-- start of Data extract --
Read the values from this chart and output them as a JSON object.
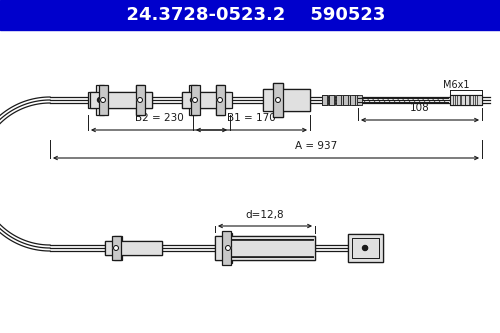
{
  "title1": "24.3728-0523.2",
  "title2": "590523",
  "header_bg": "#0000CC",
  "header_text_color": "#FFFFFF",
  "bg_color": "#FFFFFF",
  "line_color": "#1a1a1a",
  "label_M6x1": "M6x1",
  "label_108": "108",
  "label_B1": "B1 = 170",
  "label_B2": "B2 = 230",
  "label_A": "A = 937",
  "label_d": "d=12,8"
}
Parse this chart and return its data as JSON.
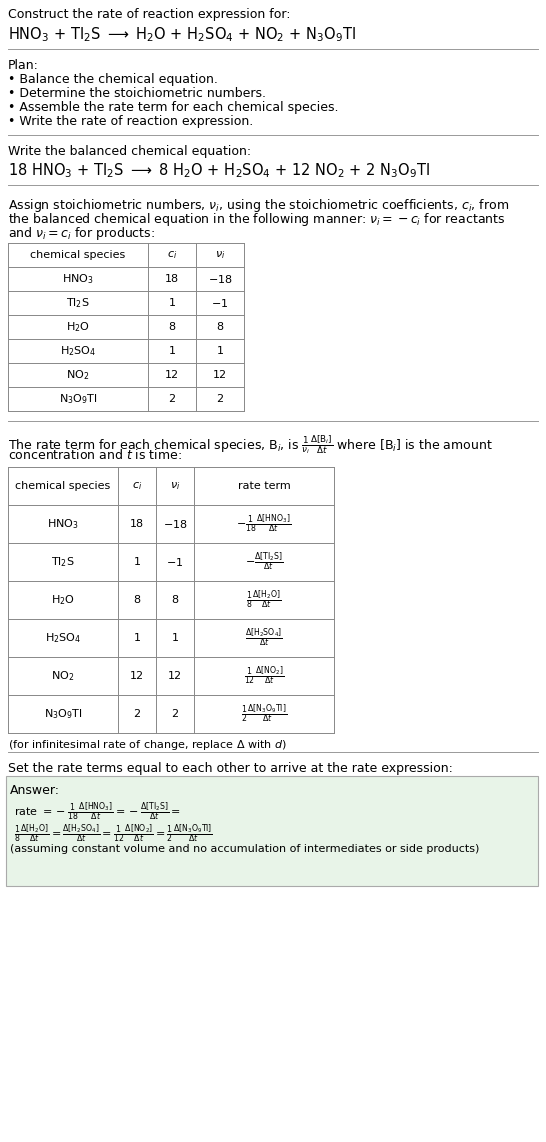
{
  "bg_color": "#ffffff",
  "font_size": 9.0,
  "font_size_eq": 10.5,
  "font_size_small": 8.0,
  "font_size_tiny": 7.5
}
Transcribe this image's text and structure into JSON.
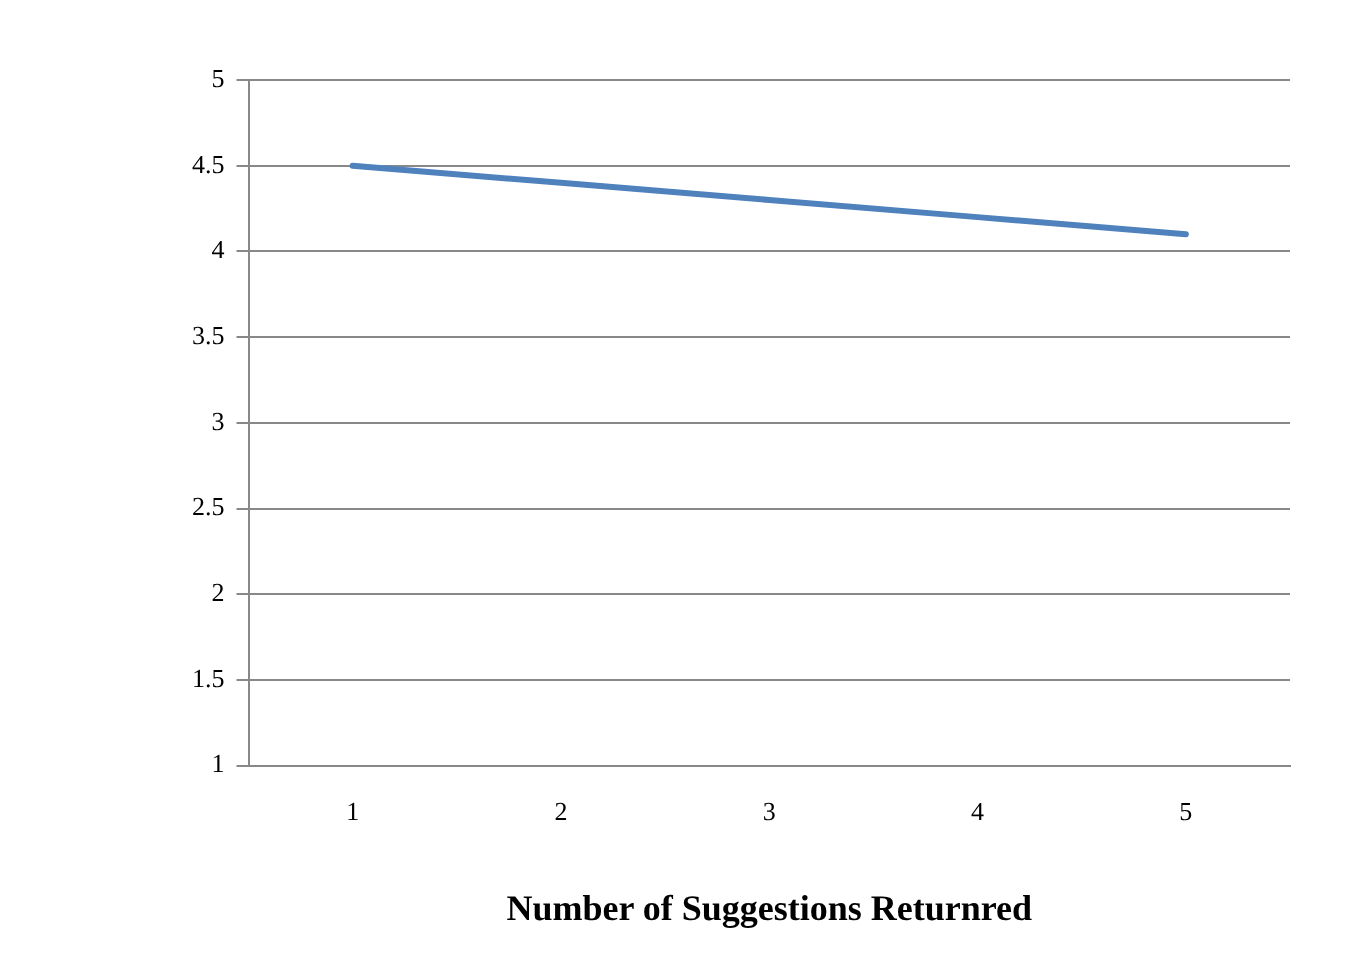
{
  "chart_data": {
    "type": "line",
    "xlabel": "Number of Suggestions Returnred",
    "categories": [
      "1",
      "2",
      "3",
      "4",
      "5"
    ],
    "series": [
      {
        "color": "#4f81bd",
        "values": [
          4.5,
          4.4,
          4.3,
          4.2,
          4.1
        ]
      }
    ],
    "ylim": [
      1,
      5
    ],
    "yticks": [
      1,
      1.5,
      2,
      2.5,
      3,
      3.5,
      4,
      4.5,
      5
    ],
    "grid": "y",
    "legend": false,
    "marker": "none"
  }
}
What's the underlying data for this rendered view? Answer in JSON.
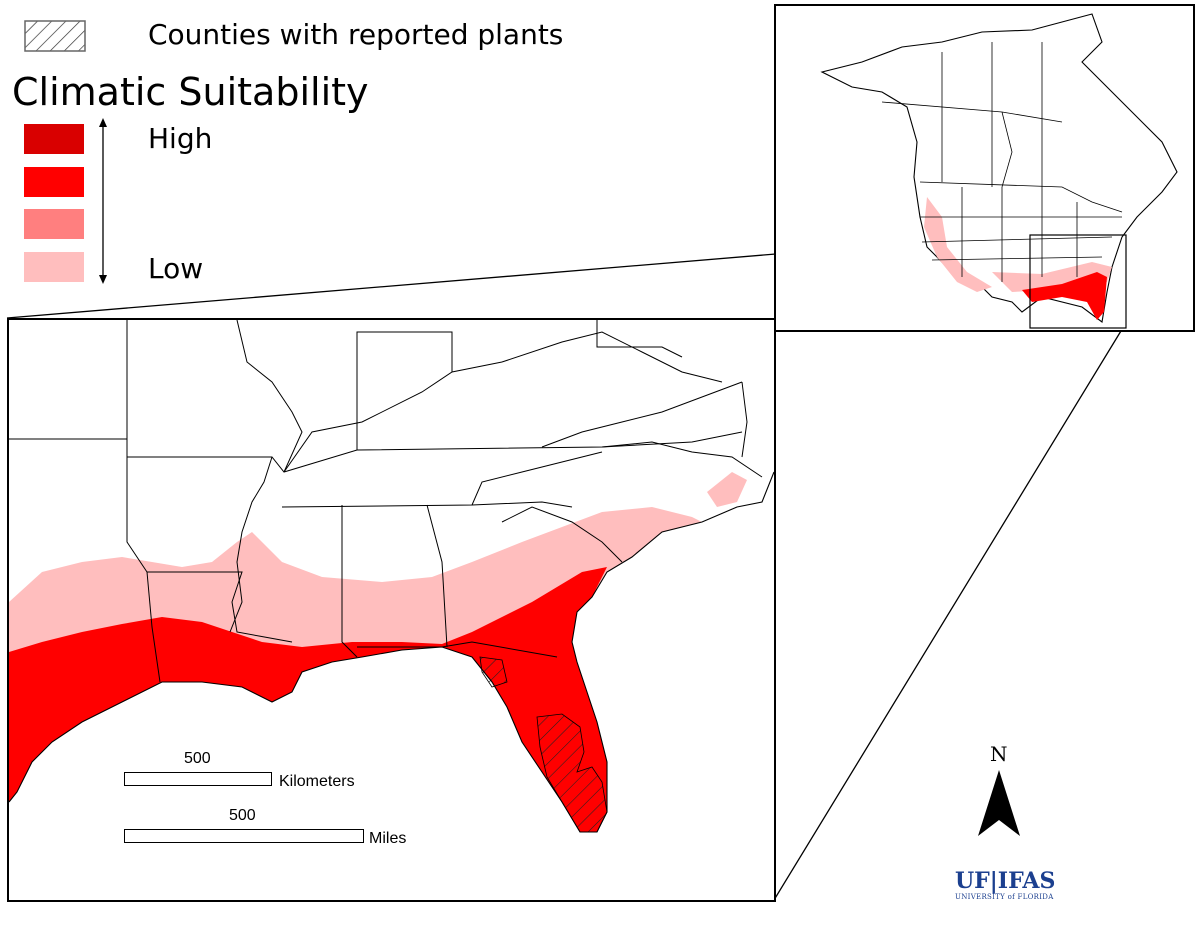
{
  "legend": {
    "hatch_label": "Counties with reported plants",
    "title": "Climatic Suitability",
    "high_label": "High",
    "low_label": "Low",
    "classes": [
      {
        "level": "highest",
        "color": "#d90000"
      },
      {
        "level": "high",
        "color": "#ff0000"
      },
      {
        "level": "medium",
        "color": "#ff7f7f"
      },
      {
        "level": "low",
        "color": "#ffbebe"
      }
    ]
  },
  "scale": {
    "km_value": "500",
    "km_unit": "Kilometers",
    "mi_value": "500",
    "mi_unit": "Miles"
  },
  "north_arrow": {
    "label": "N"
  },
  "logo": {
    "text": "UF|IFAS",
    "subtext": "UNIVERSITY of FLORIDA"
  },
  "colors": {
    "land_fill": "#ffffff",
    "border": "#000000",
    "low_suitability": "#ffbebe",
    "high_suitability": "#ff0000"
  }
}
-- end of Data extract --
### What to produce
Reproduce the records above exactly, leaving out every picture they contain.

### Response to the task
Read the values from this chart and output them as a JSON object.
{
  "title1": "24.3728-0523.2",
  "title2": "590523",
  "header_bg": "#0000CC",
  "header_text_color": "#FFFFFF",
  "bg_color": "#FFFFFF",
  "line_color": "#1a1a1a",
  "label_M6x1": "M6x1",
  "label_108": "108",
  "label_B1": "B1 = 170",
  "label_B2": "B2 = 230",
  "label_A": "A = 937",
  "label_d": "d=12,8"
}
Parse this chart and return its data as JSON.
{
  "bg_color": "#ffffff",
  "font_size": 9.0,
  "font_size_eq": 10.5,
  "font_size_small": 8.0,
  "font_size_tiny": 7.5
}
Transcribe this image's text and structure into JSON.
{
  "chart_data": {
    "type": "line",
    "xlabel": "Number of Suggestions Returnred",
    "categories": [
      "1",
      "2",
      "3",
      "4",
      "5"
    ],
    "series": [
      {
        "color": "#4f81bd",
        "values": [
          4.5,
          4.4,
          4.3,
          4.2,
          4.1
        ]
      }
    ],
    "ylim": [
      1,
      5
    ],
    "yticks": [
      1,
      1.5,
      2,
      2.5,
      3,
      3.5,
      4,
      4.5,
      5
    ],
    "grid": "y",
    "legend": false,
    "marker": "none"
  }
}
What's the underlying data for this rendered view? Answer in JSON.
{
  "legend": {
    "hatch_label": "Counties with reported plants",
    "title": "Climatic Suitability",
    "high_label": "High",
    "low_label": "Low",
    "classes": [
      {
        "level": "highest",
        "color": "#d90000"
      },
      {
        "level": "high",
        "color": "#ff0000"
      },
      {
        "level": "medium",
        "color": "#ff7f7f"
      },
      {
        "level": "low",
        "color": "#ffbebe"
      }
    ]
  },
  "scale": {
    "km_value": "500",
    "km_unit": "Kilometers",
    "mi_value": "500",
    "mi_unit": "Miles"
  },
  "north_arrow": {
    "label": "N"
  },
  "logo": {
    "text": "UF|IFAS",
    "subtext": "UNIVERSITY of FLORIDA"
  },
  "colors": {
    "land_fill": "#ffffff",
    "border": "#000000",
    "low_suitability": "#ffbebe",
    "high_suitability": "#ff0000"
  }
}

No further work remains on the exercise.